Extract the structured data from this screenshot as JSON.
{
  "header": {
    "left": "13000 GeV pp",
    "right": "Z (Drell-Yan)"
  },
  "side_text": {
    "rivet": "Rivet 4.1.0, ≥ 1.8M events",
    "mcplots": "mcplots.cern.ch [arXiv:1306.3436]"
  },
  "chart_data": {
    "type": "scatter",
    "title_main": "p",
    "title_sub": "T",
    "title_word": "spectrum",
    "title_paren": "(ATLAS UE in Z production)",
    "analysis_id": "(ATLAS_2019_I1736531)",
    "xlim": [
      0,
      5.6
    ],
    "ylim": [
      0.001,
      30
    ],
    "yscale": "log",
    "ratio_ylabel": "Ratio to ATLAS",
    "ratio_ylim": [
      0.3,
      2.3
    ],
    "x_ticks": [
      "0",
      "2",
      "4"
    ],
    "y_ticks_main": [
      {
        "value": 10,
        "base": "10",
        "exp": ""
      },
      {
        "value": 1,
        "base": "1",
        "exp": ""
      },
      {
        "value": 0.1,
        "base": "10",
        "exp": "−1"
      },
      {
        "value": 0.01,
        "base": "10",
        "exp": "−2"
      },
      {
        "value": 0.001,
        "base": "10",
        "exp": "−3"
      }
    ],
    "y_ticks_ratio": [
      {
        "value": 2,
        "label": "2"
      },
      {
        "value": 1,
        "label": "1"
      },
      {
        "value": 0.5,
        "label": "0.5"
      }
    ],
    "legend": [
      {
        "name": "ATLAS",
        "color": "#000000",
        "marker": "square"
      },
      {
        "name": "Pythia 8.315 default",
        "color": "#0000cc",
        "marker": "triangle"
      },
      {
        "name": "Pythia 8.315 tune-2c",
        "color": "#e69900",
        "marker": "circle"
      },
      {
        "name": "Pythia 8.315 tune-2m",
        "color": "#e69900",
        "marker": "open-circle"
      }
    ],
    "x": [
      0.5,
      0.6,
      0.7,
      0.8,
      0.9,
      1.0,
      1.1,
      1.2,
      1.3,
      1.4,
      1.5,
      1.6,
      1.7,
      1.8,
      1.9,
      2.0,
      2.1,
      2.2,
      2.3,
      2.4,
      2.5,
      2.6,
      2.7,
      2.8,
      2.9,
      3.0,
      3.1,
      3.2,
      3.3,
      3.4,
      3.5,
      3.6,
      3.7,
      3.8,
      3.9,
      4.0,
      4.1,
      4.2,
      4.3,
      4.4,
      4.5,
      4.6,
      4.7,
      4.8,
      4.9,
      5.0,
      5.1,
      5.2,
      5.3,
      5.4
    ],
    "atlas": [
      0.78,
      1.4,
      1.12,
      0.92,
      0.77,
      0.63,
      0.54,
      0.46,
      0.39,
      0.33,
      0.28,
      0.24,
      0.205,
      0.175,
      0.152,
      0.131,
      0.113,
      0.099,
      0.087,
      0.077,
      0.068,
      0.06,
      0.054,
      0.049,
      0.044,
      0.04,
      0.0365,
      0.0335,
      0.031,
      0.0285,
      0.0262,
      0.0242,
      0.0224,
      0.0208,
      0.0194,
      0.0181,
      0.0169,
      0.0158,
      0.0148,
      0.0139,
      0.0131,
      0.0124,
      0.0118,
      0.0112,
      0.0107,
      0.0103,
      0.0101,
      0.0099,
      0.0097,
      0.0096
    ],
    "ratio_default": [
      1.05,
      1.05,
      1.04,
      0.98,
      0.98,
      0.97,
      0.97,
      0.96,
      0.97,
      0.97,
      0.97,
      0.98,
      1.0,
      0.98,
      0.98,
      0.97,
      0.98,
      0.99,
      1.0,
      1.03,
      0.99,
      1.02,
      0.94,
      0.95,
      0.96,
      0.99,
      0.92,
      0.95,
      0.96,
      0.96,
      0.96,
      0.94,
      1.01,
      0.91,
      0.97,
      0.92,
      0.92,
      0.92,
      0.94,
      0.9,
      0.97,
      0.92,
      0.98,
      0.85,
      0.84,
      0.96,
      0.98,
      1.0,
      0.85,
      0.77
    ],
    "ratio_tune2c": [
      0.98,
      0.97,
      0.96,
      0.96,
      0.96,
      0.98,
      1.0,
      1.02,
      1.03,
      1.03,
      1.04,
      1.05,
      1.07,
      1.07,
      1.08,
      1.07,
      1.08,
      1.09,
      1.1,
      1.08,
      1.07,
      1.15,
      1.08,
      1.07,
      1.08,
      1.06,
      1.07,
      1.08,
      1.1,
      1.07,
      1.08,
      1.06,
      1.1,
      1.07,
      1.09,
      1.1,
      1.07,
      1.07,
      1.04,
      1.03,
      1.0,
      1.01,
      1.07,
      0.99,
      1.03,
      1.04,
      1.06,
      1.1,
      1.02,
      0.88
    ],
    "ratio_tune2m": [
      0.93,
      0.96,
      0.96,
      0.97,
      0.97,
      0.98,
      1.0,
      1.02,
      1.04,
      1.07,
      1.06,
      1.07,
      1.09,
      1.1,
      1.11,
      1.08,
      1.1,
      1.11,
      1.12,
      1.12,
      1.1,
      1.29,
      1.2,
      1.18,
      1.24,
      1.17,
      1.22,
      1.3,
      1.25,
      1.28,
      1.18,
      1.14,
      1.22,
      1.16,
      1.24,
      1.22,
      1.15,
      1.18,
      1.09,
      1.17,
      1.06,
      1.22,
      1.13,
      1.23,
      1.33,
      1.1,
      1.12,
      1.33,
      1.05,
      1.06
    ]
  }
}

******************************

§ **WRITTEN REQUEST**: Restate each of the entries above verbatim.

§ **SOLUTION TO THE PROBLEM**:
Extract the structured data from this screenshot as JSON.
{
  "header": {
    "left": "13000 GeV pp",
    "right": "Z (Drell-Yan)"
  },
  "side_text": {
    "rivet": "Rivet 4.1.0, ≥ 1.8M events",
    "mcplots": "mcplots.cern.ch [arXiv:1306.3436]"
  },
  "chart_data": {
    "type": "scatter",
    "title_main": "p",
    "title_sub": "T",
    "title_word": "spectrum",
    "title_paren": "(ATLAS UE in Z production)",
    "analysis_id": "(ATLAS_2019_I1736531)",
    "xlim": [
      0,
      5.6
    ],
    "ylim": [
      0.001,
      30
    ],
    "yscale": "log",
    "ratio_ylabel": "Ratio to ATLAS",
    "ratio_ylim": [
      0.3,
      2.3
    ],
    "x_ticks": [
      "0",
      "2",
      "4"
    ],
    "y_ticks_main": [
      {
        "value": 10,
        "base": "10",
        "exp": ""
      },
      {
        "value": 1,
        "base": "1",
        "exp": ""
      },
      {
        "value": 0.1,
        "base": "10",
        "exp": "−1"
      },
      {
        "value": 0.01,
        "base": "10",
        "exp": "−2"
      },
      {
        "value": 0.001,
        "base": "10",
        "exp": "−3"
      }
    ],
    "y_ticks_ratio": [
      {
        "value": 2,
        "label": "2"
      },
      {
        "value": 1,
        "label": "1"
      },
      {
        "value": 0.5,
        "label": "0.5"
      }
    ],
    "legend": [
      {
        "name": "ATLAS",
        "color": "#000000",
        "marker": "square"
      },
      {
        "name": "Pythia 8.315 default",
        "color": "#0000cc",
        "marker": "triangle"
      },
      {
        "name": "Pythia 8.315 tune-2c",
        "color": "#e69900",
        "marker": "circle"
      },
      {
        "name": "Pythia 8.315 tune-2m",
        "color": "#e69900",
        "marker": "open-circle"
      }
    ],
    "x": [
      0.5,
      0.6,
      0.7,
      0.8,
      0.9,
      1.0,
      1.1,
      1.2,
      1.3,
      1.4,
      1.5,
      1.6,
      1.7,
      1.8,
      1.9,
      2.0,
      2.1,
      2.2,
      2.3,
      2.4,
      2.5,
      2.6,
      2.7,
      2.8,
      2.9,
      3.0,
      3.1,
      3.2,
      3.3,
      3.4,
      3.5,
      3.6,
      3.7,
      3.8,
      3.9,
      4.0,
      4.1,
      4.2,
      4.3,
      4.4,
      4.5,
      4.6,
      4.7,
      4.8,
      4.9,
      5.0,
      5.1,
      5.2,
      5.3,
      5.4
    ],
    "atlas": [
      0.78,
      1.4,
      1.12,
      0.92,
      0.77,
      0.63,
      0.54,
      0.46,
      0.39,
      0.33,
      0.28,
      0.24,
      0.205,
      0.175,
      0.152,
      0.131,
      0.113,
      0.099,
      0.087,
      0.077,
      0.068,
      0.06,
      0.054,
      0.049,
      0.044,
      0.04,
      0.0365,
      0.0335,
      0.031,
      0.0285,
      0.0262,
      0.0242,
      0.0224,
      0.0208,
      0.0194,
      0.0181,
      0.0169,
      0.0158,
      0.0148,
      0.0139,
      0.0131,
      0.0124,
      0.0118,
      0.0112,
      0.0107,
      0.0103,
      0.0101,
      0.0099,
      0.0097,
      0.0096
    ],
    "ratio_default": [
      1.05,
      1.05,
      1.04,
      0.98,
      0.98,
      0.97,
      0.97,
      0.96,
      0.97,
      0.97,
      0.97,
      0.98,
      1.0,
      0.98,
      0.98,
      0.97,
      0.98,
      0.99,
      1.0,
      1.03,
      0.99,
      1.02,
      0.94,
      0.95,
      0.96,
      0.99,
      0.92,
      0.95,
      0.96,
      0.96,
      0.96,
      0.94,
      1.01,
      0.91,
      0.97,
      0.92,
      0.92,
      0.92,
      0.94,
      0.9,
      0.97,
      0.92,
      0.98,
      0.85,
      0.84,
      0.96,
      0.98,
      1.0,
      0.85,
      0.77
    ],
    "ratio_tune2c": [
      0.98,
      0.97,
      0.96,
      0.96,
      0.96,
      0.98,
      1.0,
      1.02,
      1.03,
      1.03,
      1.04,
      1.05,
      1.07,
      1.07,
      1.08,
      1.07,
      1.08,
      1.09,
      1.1,
      1.08,
      1.07,
      1.15,
      1.08,
      1.07,
      1.08,
      1.06,
      1.07,
      1.08,
      1.1,
      1.07,
      1.08,
      1.06,
      1.1,
      1.07,
      1.09,
      1.1,
      1.07,
      1.07,
      1.04,
      1.03,
      1.0,
      1.01,
      1.07,
      0.99,
      1.03,
      1.04,
      1.06,
      1.1,
      1.02,
      0.88
    ],
    "ratio_tune2m": [
      0.93,
      0.96,
      0.96,
      0.97,
      0.97,
      0.98,
      1.0,
      1.02,
      1.04,
      1.07,
      1.06,
      1.07,
      1.09,
      1.1,
      1.11,
      1.08,
      1.1,
      1.11,
      1.12,
      1.12,
      1.1,
      1.29,
      1.2,
      1.18,
      1.24,
      1.17,
      1.22,
      1.3,
      1.25,
      1.28,
      1.18,
      1.14,
      1.22,
      1.16,
      1.24,
      1.22,
      1.15,
      1.18,
      1.09,
      1.17,
      1.06,
      1.22,
      1.13,
      1.23,
      1.33,
      1.1,
      1.12,
      1.33,
      1.05,
      1.06
    ]
  }
}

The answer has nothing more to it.